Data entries
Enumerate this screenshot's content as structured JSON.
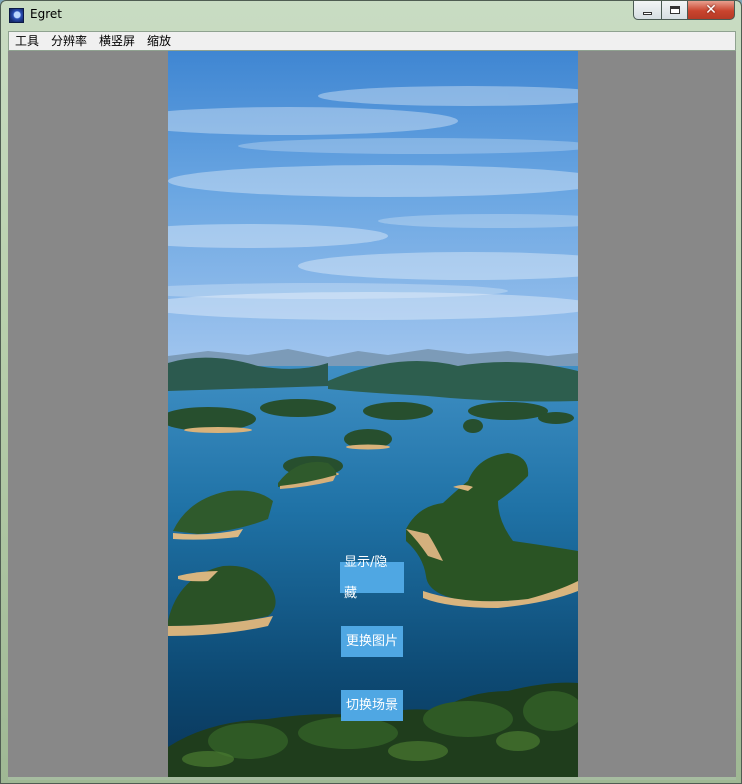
{
  "window": {
    "title": "Egret",
    "icon": "egret-app-icon",
    "controls": {
      "minimize": "minimize-icon",
      "maximize": "maximize-icon",
      "close": "close-icon"
    }
  },
  "menu": {
    "items": [
      {
        "label": "工具"
      },
      {
        "label": "分辨率"
      },
      {
        "label": "横竖屏"
      },
      {
        "label": "缩放"
      }
    ]
  },
  "stage": {
    "background_color": "#888888",
    "image": "lake-islands-landscape",
    "buttons": [
      {
        "label": "显示/隐藏"
      },
      {
        "label": "更换图片"
      },
      {
        "label": "切换场景"
      }
    ],
    "button_color": "#4fa7e3"
  }
}
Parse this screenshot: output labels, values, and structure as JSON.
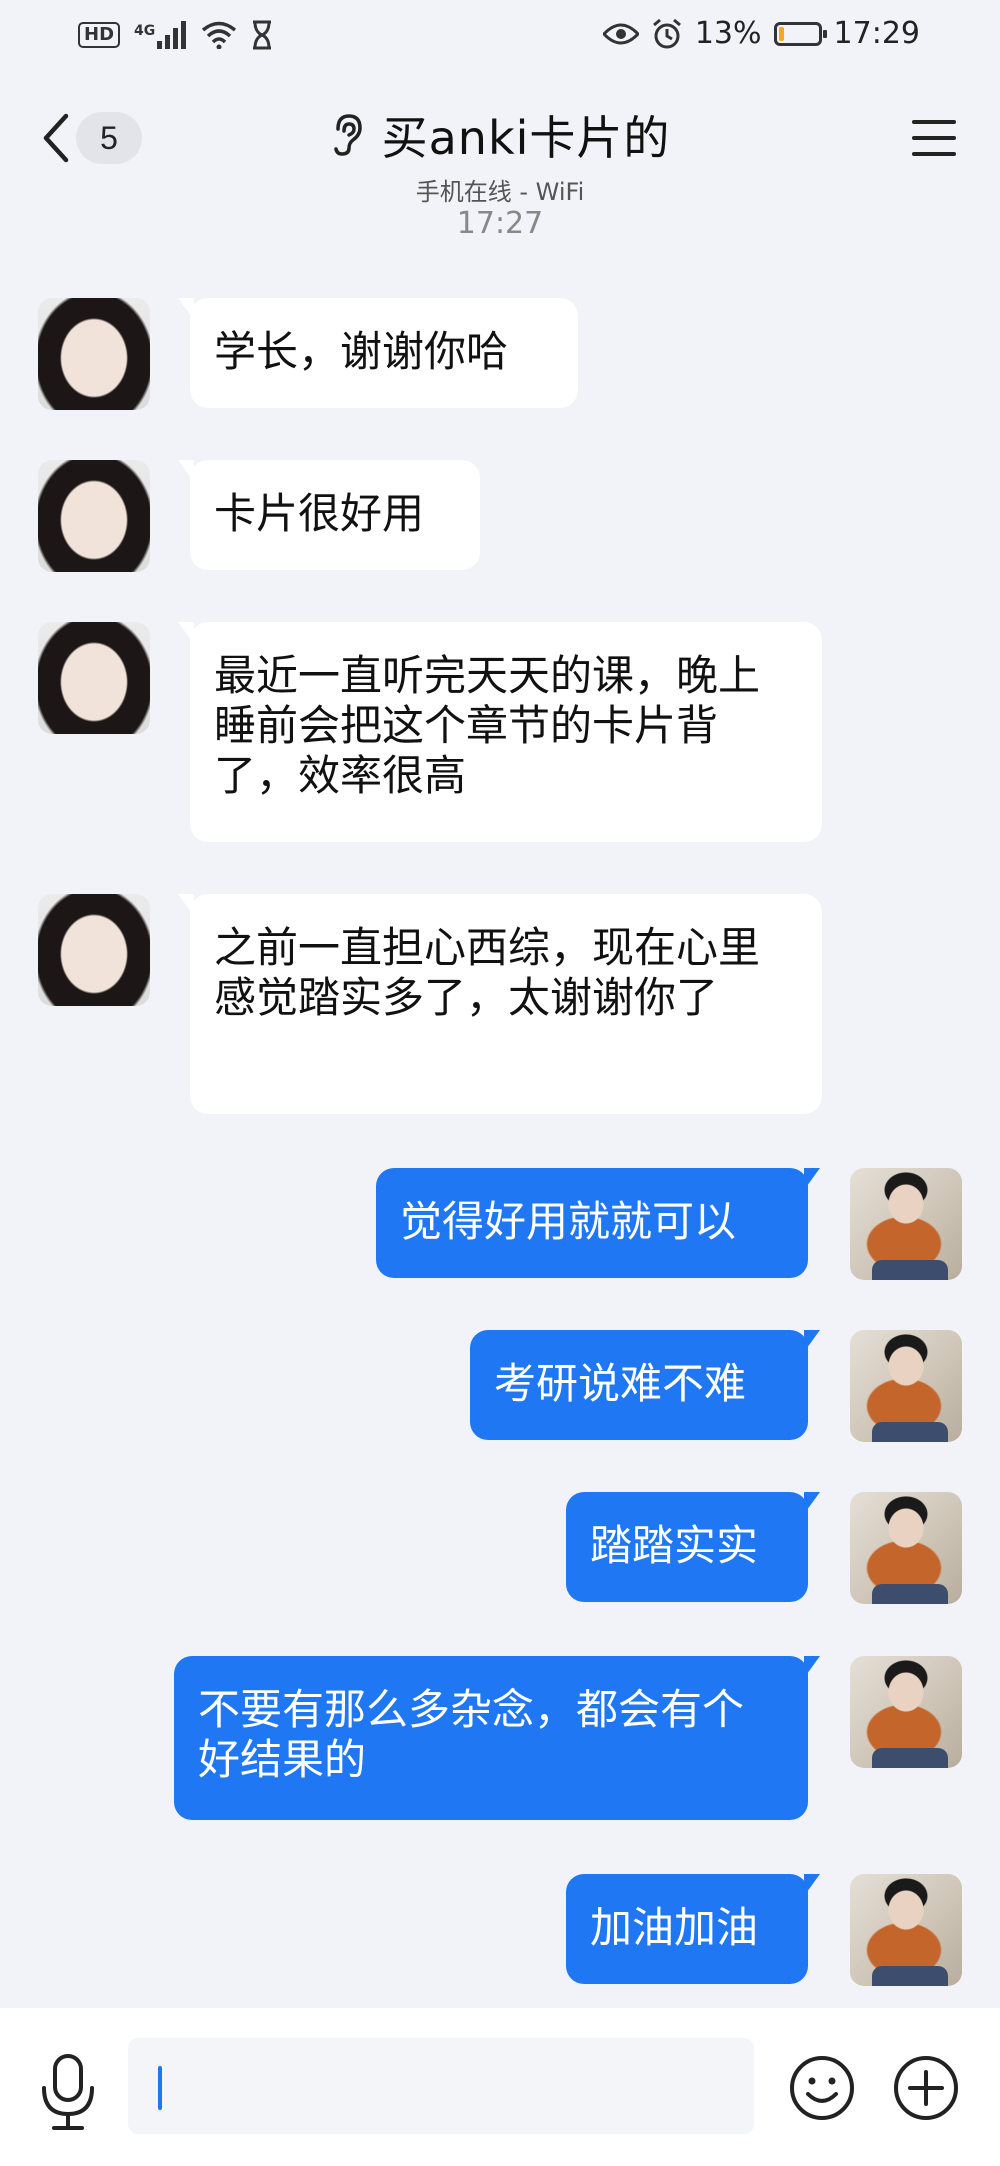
{
  "status_bar": {
    "hd": "HD",
    "network": "4G",
    "battery_percent": "13%",
    "battery_level": 0.13,
    "time": "17:29"
  },
  "header": {
    "unread_count": "5",
    "title": "买anki卡片的",
    "subtitle": "手机在线 - WiFi"
  },
  "chat": {
    "timestamp": "17:27",
    "messages": [
      {
        "direction": "incoming",
        "text": "学长，谢谢你哈"
      },
      {
        "direction": "incoming",
        "text": "卡片很好用"
      },
      {
        "direction": "incoming",
        "text": "最近一直听完天天的课，晚上睡前会把这个章节的卡片背了，效率很高"
      },
      {
        "direction": "incoming",
        "text": "之前一直担心西综，现在心里感觉踏实多了，太谢谢你了"
      },
      {
        "direction": "outgoing",
        "text": "觉得好用就就可以"
      },
      {
        "direction": "outgoing",
        "text": "考研说难不难"
      },
      {
        "direction": "outgoing",
        "text": "踏踏实实"
      },
      {
        "direction": "outgoing",
        "text": "不要有那么多杂念，都会有个好结果的"
      },
      {
        "direction": "outgoing",
        "text": "加油加油"
      }
    ]
  },
  "input_bar": {
    "value": "",
    "placeholder": ""
  },
  "colors": {
    "background": "#f2f3f8",
    "outgoing_bubble": "#1f77f3",
    "incoming_bubble": "#ffffff",
    "battery_low": "#f5a623"
  }
}
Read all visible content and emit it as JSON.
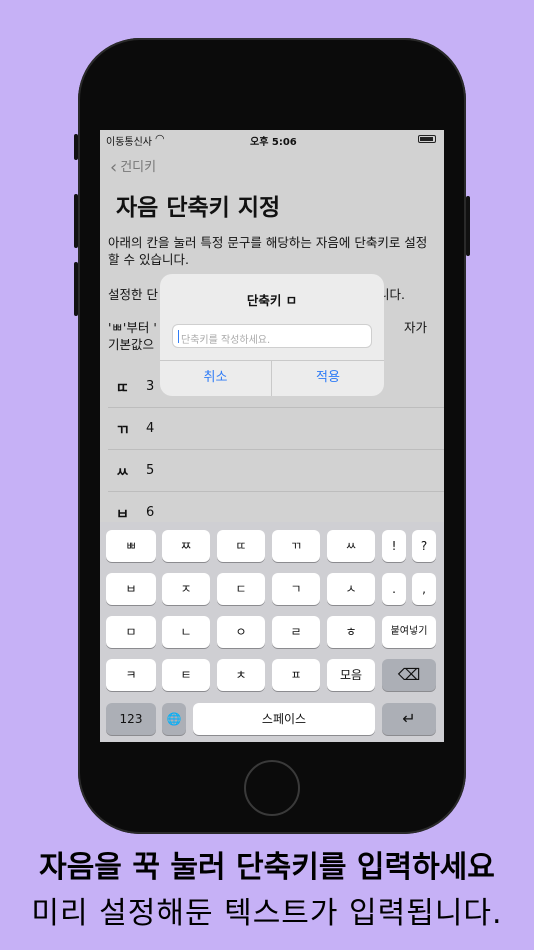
{
  "status": {
    "carrier": "이동통신사",
    "time": "오후 5:06"
  },
  "nav": {
    "back_label": "건디키"
  },
  "page": {
    "title": "자음 단축키 지정",
    "para1": "아래의 칸을 눌러 특정 문구를 해당하는 자음에 단축키로 설정할 수 있습니다.",
    "para2_left": "설정한 단",
    "para2_right": "니다.",
    "para3_left_line1": "'ㅃ'부터 '",
    "para3_right_line1": "자가",
    "para3_left_line2": "기본값으"
  },
  "rows": [
    {
      "key": "ㄸ",
      "value": "3"
    },
    {
      "key": "ㄲ",
      "value": "4"
    },
    {
      "key": "ㅆ",
      "value": "5"
    },
    {
      "key": "ㅂ",
      "value": "6"
    }
  ],
  "alert": {
    "title": "단축키 ㅁ",
    "placeholder": "단축키를 작성하세요.",
    "cancel": "취소",
    "apply": "적용"
  },
  "keyboard": {
    "row1": [
      "ㅃ",
      "ㅉ",
      "ㄸ",
      "ㄲ",
      "ㅆ",
      "!",
      "?"
    ],
    "row2": [
      "ㅂ",
      "ㅈ",
      "ㄷ",
      "ㄱ",
      "ㅅ",
      ".",
      ","
    ],
    "row3": [
      "ㅁ",
      "ㄴ",
      "ㅇ",
      "ㄹ",
      "ㅎ",
      "붙여넣기"
    ],
    "row4": [
      "ㅋ",
      "ㅌ",
      "ㅊ",
      "ㅍ",
      "모음",
      "⌫"
    ],
    "row5": [
      "123",
      "🌐",
      "스페이스",
      "↵"
    ]
  },
  "captions": {
    "line1": "자음을 꾹 눌러 단축키를 입력하세요",
    "line2": "미리 설정해둔 텍스트가 입력됩니다."
  }
}
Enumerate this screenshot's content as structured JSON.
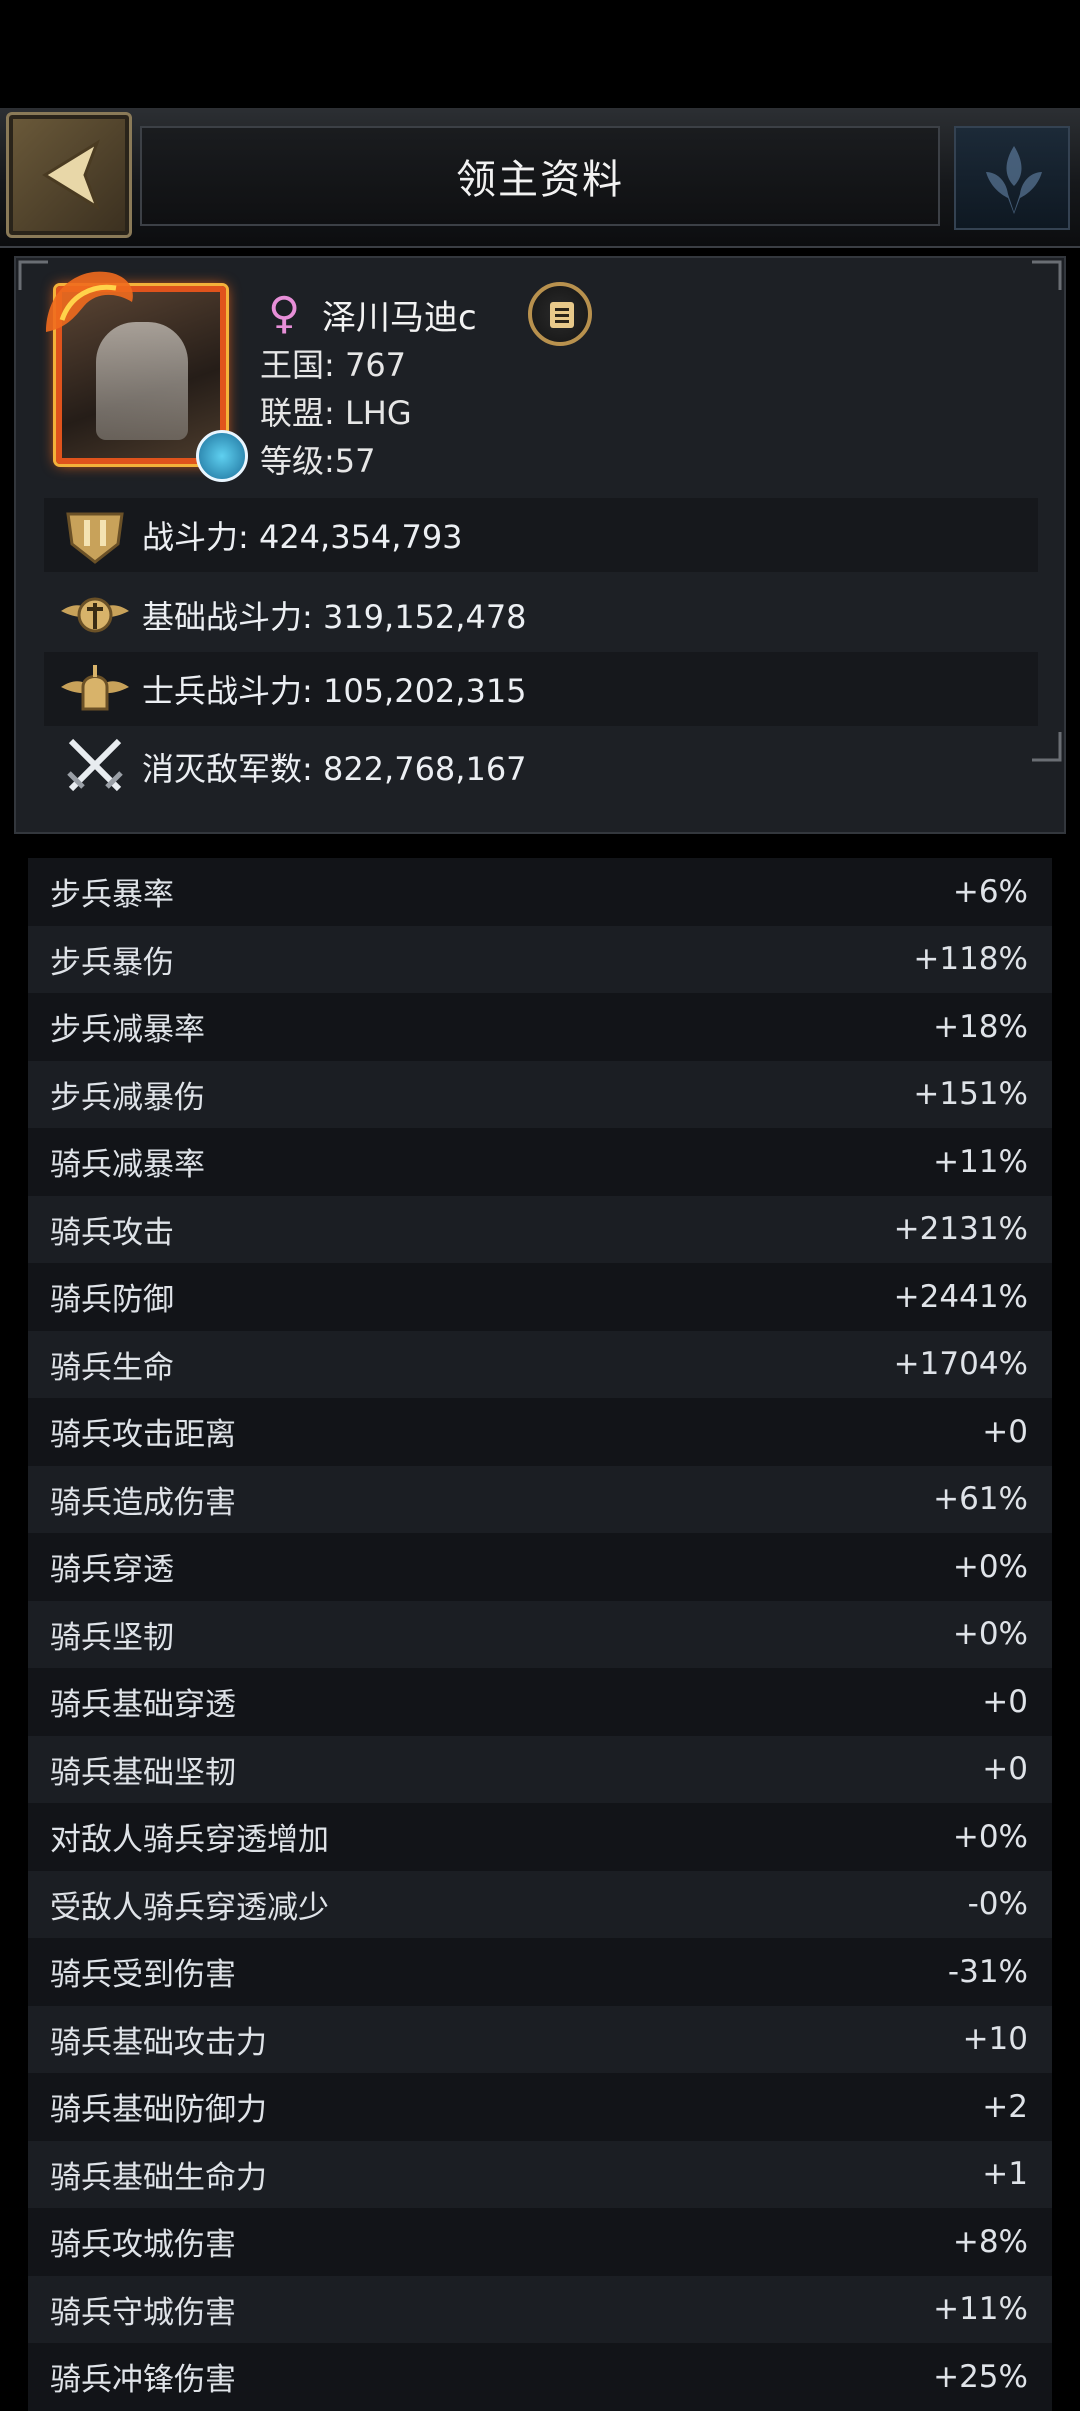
{
  "header": {
    "title": "领主资料"
  },
  "profile": {
    "name": "泽川马迪c",
    "kingdom": "王国:  767",
    "alliance": "联盟:  LHG",
    "level": "等级:57"
  },
  "stats": [
    {
      "icon": "power-shield-icon",
      "text": "战斗力: 424,354,793"
    },
    {
      "icon": "base-power-emblem-icon",
      "text": "基础战斗力: 319,152,478"
    },
    {
      "icon": "soldier-helmet-icon",
      "text": "士兵战斗力: 105,202,315"
    },
    {
      "icon": "crossed-swords-icon",
      "text": "消灭敌军数: 822,768,167"
    }
  ],
  "attributes": [
    {
      "label": "步兵暴率",
      "value": "+6%"
    },
    {
      "label": "步兵暴伤",
      "value": "+118%"
    },
    {
      "label": "步兵减暴率",
      "value": "+18%"
    },
    {
      "label": "步兵减暴伤",
      "value": "+151%"
    },
    {
      "label": "骑兵减暴率",
      "value": "+11%"
    },
    {
      "label": "骑兵攻击",
      "value": "+2131%"
    },
    {
      "label": "骑兵防御",
      "value": "+2441%"
    },
    {
      "label": "骑兵生命",
      "value": "+1704%"
    },
    {
      "label": "骑兵攻击距离",
      "value": "+0"
    },
    {
      "label": "骑兵造成伤害",
      "value": "+61%"
    },
    {
      "label": "骑兵穿透",
      "value": "+0%"
    },
    {
      "label": "骑兵坚韧",
      "value": "+0%"
    },
    {
      "label": "骑兵基础穿透",
      "value": "+0"
    },
    {
      "label": "骑兵基础坚韧",
      "value": "+0"
    },
    {
      "label": "对敌人骑兵穿透增加",
      "value": "+0%"
    },
    {
      "label": "受敌人骑兵穿透减少",
      "value": "-0%"
    },
    {
      "label": "骑兵受到伤害",
      "value": "-31%"
    },
    {
      "label": "骑兵基础攻击力",
      "value": "+10"
    },
    {
      "label": "骑兵基础防御力",
      "value": "+2"
    },
    {
      "label": "骑兵基础生命力",
      "value": "+1"
    },
    {
      "label": "骑兵攻城伤害",
      "value": "+8%"
    },
    {
      "label": "骑兵守城伤害",
      "value": "+11%"
    },
    {
      "label": "骑兵冲锋伤害",
      "value": "+25%"
    }
  ],
  "colors": {
    "accent_gold": "#b8914e",
    "female": "#e78fd8",
    "frame_orange": "#e0531c"
  }
}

[Brief] Show the lines of the data that hold the word "placeholder".

[Task output]
    "placeholder": ""
    "placeholder": "단축키를 작성하세요.",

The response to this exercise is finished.